## Task requirements
Write out the full listing exactly as given, minus the images.

## Given records
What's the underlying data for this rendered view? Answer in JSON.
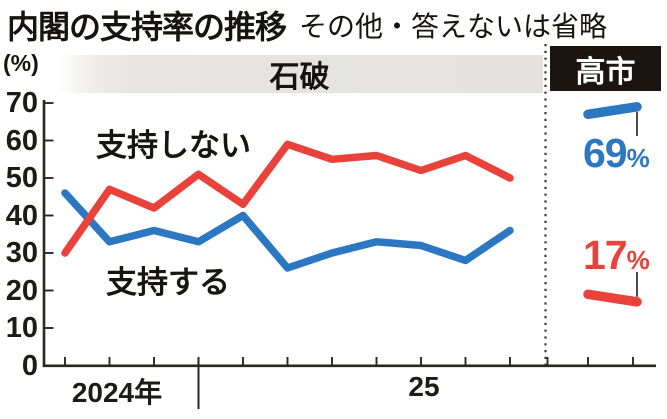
{
  "header": {
    "title": "内閣の支持率の推移",
    "subtitle": "その他・答えないは省略"
  },
  "axis_unit": "(%)",
  "sections": {
    "ishiba_label": "石破",
    "takaichi_label": "高市"
  },
  "series_labels": {
    "oppose": "支持しない",
    "support": "支持する"
  },
  "end_labels": {
    "support_value": "69",
    "support_unit": "%",
    "oppose_value": "17",
    "oppose_unit": "%"
  },
  "x_labels": {
    "year_2024": "2024年",
    "year_25": "25"
  },
  "colors": {
    "support_blue": "#2b77c2",
    "oppose_red": "#e8423a",
    "band_gray": "#e3e2e0",
    "takaichi_box_black": "#1b1411",
    "axis_black": "#2a2623",
    "leader_gray": "#3a3a3a"
  },
  "chart_data": {
    "type": "line",
    "title": "内閣の支持率の推移",
    "note": "その他・答えないは省略",
    "ylabel": "(%)",
    "ylim": [
      0,
      70
    ],
    "y_ticks": [
      0,
      10,
      20,
      30,
      40,
      50,
      60,
      70
    ],
    "grid": false,
    "x_sections": [
      {
        "label": "石破",
        "n_points": 11,
        "x_axis_labels": [
          "2024年",
          "25"
        ],
        "year_divider_after_point": 3
      },
      {
        "label": "高市",
        "n_points": 2
      }
    ],
    "series": [
      {
        "name": "支持する",
        "color": "#2b77c2",
        "ishiba_values": [
          46,
          33,
          36,
          33,
          40,
          26,
          30,
          33,
          32,
          28,
          36
        ],
        "takaichi_values": [
          67,
          69
        ],
        "takaichi_end_label": "69%"
      },
      {
        "name": "支持しない",
        "color": "#e8423a",
        "ishiba_values": [
          30,
          47,
          42,
          51,
          43,
          59,
          55,
          56,
          52,
          56,
          50
        ],
        "takaichi_values": [
          19,
          17
        ],
        "takaichi_end_label": "17%"
      }
    ]
  }
}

## Solution for this problem
What's the underlying data for this rendered view? Answer in JSON.
{
  "header": {
    "title": "内閣の支持率の推移",
    "subtitle": "その他・答えないは省略"
  },
  "axis_unit": "(%)",
  "sections": {
    "ishiba_label": "石破",
    "takaichi_label": "高市"
  },
  "series_labels": {
    "oppose": "支持しない",
    "support": "支持する"
  },
  "end_labels": {
    "support_value": "69",
    "support_unit": "%",
    "oppose_value": "17",
    "oppose_unit": "%"
  },
  "x_labels": {
    "year_2024": "2024年",
    "year_25": "25"
  },
  "colors": {
    "support_blue": "#2b77c2",
    "oppose_red": "#e8423a",
    "band_gray": "#e3e2e0",
    "takaichi_box_black": "#1b1411",
    "axis_black": "#2a2623",
    "leader_gray": "#3a3a3a"
  },
  "chart_data": {
    "type": "line",
    "title": "内閣の支持率の推移",
    "note": "その他・答えないは省略",
    "ylabel": "(%)",
    "ylim": [
      0,
      70
    ],
    "y_ticks": [
      0,
      10,
      20,
      30,
      40,
      50,
      60,
      70
    ],
    "grid": false,
    "x_sections": [
      {
        "label": "石破",
        "n_points": 11,
        "x_axis_labels": [
          "2024年",
          "25"
        ],
        "year_divider_after_point": 3
      },
      {
        "label": "高市",
        "n_points": 2
      }
    ],
    "series": [
      {
        "name": "支持する",
        "color": "#2b77c2",
        "ishiba_values": [
          46,
          33,
          36,
          33,
          40,
          26,
          30,
          33,
          32,
          28,
          36
        ],
        "takaichi_values": [
          67,
          69
        ],
        "takaichi_end_label": "69%"
      },
      {
        "name": "支持しない",
        "color": "#e8423a",
        "ishiba_values": [
          30,
          47,
          42,
          51,
          43,
          59,
          55,
          56,
          52,
          56,
          50
        ],
        "takaichi_values": [
          19,
          17
        ],
        "takaichi_end_label": "17%"
      }
    ]
  }
}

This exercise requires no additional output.